- **CHALLENGE**
Pull each line containing "label" out of the data and copy it.

- **GIVEN DATA**
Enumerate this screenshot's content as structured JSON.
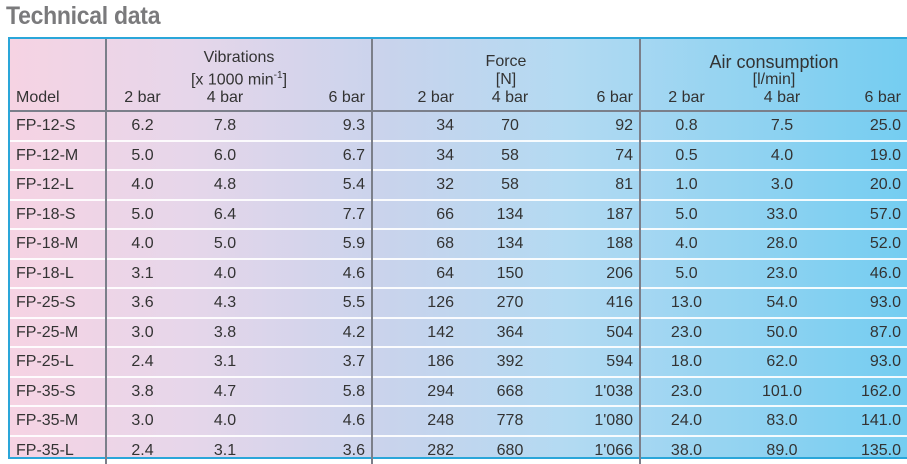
{
  "title": "Technical data",
  "groups": {
    "vibrations": {
      "label": "Vibrations",
      "unit": "[x 1000 min",
      "unit_sup": "-1",
      "unit_end": "]"
    },
    "force": {
      "label": "Force",
      "unit": "[N]"
    },
    "air": {
      "label": "Air consumption",
      "unit": "[l/min]"
    }
  },
  "model_header": "Model",
  "pressures": [
    "2 bar",
    "4 bar",
    "6 bar"
  ],
  "rows": [
    [
      "FP-12-S",
      "6.2",
      "7.8",
      "9.3",
      "34",
      "70",
      "92",
      "0.8",
      "7.5",
      "25.0"
    ],
    [
      "FP-12-M",
      "5.0",
      "6.0",
      "6.7",
      "34",
      "58",
      "74",
      "0.5",
      "4.0",
      "19.0"
    ],
    [
      "FP-12-L",
      "4.0",
      "4.8",
      "5.4",
      "32",
      "58",
      "81",
      "1.0",
      "3.0",
      "20.0"
    ],
    [
      "FP-18-S",
      "5.0",
      "6.4",
      "7.7",
      "66",
      "134",
      "187",
      "5.0",
      "33.0",
      "57.0"
    ],
    [
      "FP-18-M",
      "4.0",
      "5.0",
      "5.9",
      "68",
      "134",
      "188",
      "4.0",
      "28.0",
      "52.0"
    ],
    [
      "FP-18-L",
      "3.1",
      "4.0",
      "4.6",
      "64",
      "150",
      "206",
      "5.0",
      "23.0",
      "46.0"
    ],
    [
      "FP-25-S",
      "3.6",
      "4.3",
      "5.5",
      "126",
      "270",
      "416",
      "13.0",
      "54.0",
      "93.0"
    ],
    [
      "FP-25-M",
      "3.0",
      "3.8",
      "4.2",
      "142",
      "364",
      "504",
      "23.0",
      "50.0",
      "87.0"
    ],
    [
      "FP-25-L",
      "2.4",
      "3.1",
      "3.7",
      "186",
      "392",
      "594",
      "18.0",
      "62.0",
      "93.0"
    ],
    [
      "FP-35-S",
      "3.8",
      "4.7",
      "5.8",
      "294",
      "668",
      "1'038",
      "23.0",
      "101.0",
      "162.0"
    ],
    [
      "FP-35-M",
      "3.0",
      "4.0",
      "4.6",
      "248",
      "778",
      "1'080",
      "24.0",
      "83.0",
      "141.0"
    ],
    [
      "FP-35-L",
      "2.4",
      "3.1",
      "3.6",
      "282",
      "680",
      "1'066",
      "38.0",
      "89.0",
      "135.0"
    ]
  ]
}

- **RESPONSE TO THIS TASK**
      "label": "Vibrations",
      "label": "Force",
      "label": "Air consumption",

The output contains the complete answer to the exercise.